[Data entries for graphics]
----------------------------------------
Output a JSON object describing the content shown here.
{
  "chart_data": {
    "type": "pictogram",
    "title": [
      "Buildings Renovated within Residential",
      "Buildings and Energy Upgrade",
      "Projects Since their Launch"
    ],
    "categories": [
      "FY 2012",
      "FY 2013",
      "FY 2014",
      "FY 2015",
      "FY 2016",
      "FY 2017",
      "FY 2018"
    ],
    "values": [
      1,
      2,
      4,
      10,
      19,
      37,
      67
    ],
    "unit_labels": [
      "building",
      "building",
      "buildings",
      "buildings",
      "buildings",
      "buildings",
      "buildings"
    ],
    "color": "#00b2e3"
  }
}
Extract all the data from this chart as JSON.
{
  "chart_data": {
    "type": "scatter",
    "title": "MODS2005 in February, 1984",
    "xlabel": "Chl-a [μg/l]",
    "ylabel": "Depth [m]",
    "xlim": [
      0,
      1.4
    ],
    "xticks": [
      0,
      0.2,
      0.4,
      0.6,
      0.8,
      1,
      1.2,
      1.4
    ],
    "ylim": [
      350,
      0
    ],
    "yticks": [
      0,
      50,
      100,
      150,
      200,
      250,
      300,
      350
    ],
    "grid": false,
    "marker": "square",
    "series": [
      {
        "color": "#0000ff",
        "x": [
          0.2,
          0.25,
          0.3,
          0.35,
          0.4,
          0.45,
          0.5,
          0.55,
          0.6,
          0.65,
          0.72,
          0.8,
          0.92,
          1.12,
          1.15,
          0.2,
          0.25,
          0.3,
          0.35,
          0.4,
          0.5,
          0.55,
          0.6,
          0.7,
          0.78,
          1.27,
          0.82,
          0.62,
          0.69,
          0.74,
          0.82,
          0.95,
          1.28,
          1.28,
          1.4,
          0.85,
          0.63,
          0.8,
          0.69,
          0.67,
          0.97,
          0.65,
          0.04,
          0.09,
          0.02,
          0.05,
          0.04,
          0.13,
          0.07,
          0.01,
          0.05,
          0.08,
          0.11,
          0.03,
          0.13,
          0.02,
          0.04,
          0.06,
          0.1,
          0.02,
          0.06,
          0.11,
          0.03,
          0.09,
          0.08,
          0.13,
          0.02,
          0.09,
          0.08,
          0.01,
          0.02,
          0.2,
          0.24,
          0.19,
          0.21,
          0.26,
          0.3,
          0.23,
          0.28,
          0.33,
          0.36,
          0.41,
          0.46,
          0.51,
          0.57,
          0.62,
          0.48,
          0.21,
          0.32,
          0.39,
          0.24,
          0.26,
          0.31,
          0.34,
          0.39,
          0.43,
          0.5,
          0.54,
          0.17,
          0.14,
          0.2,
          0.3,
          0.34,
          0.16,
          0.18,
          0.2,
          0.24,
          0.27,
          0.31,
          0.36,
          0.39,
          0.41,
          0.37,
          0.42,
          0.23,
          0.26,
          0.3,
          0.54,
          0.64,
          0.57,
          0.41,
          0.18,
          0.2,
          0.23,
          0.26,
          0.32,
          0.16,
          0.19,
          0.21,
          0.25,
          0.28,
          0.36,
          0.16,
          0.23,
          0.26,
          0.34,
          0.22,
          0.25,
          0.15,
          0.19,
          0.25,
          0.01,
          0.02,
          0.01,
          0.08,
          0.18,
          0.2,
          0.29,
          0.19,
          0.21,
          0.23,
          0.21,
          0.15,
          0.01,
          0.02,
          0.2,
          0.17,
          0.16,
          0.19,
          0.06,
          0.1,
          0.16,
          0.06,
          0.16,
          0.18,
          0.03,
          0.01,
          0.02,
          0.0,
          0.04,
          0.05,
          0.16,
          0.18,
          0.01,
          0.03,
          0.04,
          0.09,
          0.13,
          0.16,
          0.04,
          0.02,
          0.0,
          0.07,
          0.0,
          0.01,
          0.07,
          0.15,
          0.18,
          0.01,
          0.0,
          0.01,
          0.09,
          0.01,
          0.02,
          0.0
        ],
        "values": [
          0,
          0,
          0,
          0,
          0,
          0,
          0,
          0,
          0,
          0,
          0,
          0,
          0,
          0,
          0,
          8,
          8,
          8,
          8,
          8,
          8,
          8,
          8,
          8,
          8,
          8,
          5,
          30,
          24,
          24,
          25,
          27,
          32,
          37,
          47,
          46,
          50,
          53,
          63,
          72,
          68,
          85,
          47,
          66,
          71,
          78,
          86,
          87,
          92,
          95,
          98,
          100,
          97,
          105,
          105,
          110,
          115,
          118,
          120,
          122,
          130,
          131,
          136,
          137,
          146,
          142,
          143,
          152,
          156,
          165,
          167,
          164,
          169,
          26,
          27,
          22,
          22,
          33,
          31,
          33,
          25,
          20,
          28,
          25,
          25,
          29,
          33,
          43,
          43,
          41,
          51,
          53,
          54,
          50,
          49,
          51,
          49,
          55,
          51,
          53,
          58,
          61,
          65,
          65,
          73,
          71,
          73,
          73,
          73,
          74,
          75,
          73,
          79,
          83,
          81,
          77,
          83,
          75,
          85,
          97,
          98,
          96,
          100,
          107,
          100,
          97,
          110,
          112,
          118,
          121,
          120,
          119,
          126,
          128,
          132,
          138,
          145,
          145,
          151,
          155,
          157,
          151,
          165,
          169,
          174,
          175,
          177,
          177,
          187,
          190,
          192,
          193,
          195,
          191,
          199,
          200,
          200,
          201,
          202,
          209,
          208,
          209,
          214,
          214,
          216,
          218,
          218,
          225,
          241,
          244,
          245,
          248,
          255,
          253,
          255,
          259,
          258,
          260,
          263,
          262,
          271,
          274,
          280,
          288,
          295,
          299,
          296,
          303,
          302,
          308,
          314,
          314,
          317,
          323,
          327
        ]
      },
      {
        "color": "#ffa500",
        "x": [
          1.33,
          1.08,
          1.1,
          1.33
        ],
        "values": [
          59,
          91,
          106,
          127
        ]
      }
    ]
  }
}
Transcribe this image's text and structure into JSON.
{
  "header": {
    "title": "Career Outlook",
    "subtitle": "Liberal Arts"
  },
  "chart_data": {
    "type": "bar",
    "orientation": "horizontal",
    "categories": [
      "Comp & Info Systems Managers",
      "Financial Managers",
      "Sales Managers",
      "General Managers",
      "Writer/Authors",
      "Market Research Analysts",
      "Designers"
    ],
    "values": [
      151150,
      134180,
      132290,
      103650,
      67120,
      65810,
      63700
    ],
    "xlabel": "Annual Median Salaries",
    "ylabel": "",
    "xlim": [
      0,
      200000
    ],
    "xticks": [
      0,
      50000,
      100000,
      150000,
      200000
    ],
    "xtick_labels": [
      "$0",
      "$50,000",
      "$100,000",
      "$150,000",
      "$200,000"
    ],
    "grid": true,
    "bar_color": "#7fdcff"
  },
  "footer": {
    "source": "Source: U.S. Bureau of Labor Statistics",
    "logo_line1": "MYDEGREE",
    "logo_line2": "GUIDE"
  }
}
----------------------------------------
--- Requirement ---
Everything from the line containing "Transcribe this image's" to the last line of the entries above should be quoted exactly, and only that.

--- Written response ---
Transcribe this image's text and structure into JSON.
{
  "header": {
    "title": "Career Outlook",
    "subtitle": "Liberal Arts"
  },
  "chart_data": {
    "type": "bar",
    "orientation": "horizontal",
    "categories": [
      "Comp & Info Systems Managers",
      "Financial Managers",
      "Sales Managers",
      "General Managers",
      "Writer/Authors",
      "Market Research Analysts",
      "Designers"
    ],
    "values": [
      151150,
      134180,
      132290,
      103650,
      67120,
      65810,
      63700
    ],
    "xlabel": "Annual Median Salaries",
    "ylabel": "",
    "xlim": [
      0,
      200000
    ],
    "xticks": [
      0,
      50000,
      100000,
      150000,
      200000
    ],
    "xtick_labels": [
      "$0",
      "$50,000",
      "$100,000",
      "$150,000",
      "$200,000"
    ],
    "grid": true,
    "bar_color": "#7fdcff"
  },
  "footer": {
    "source": "Source: U.S. Bureau of Labor Statistics",
    "logo_line1": "MYDEGREE",
    "logo_line2": "GUIDE"
  }
}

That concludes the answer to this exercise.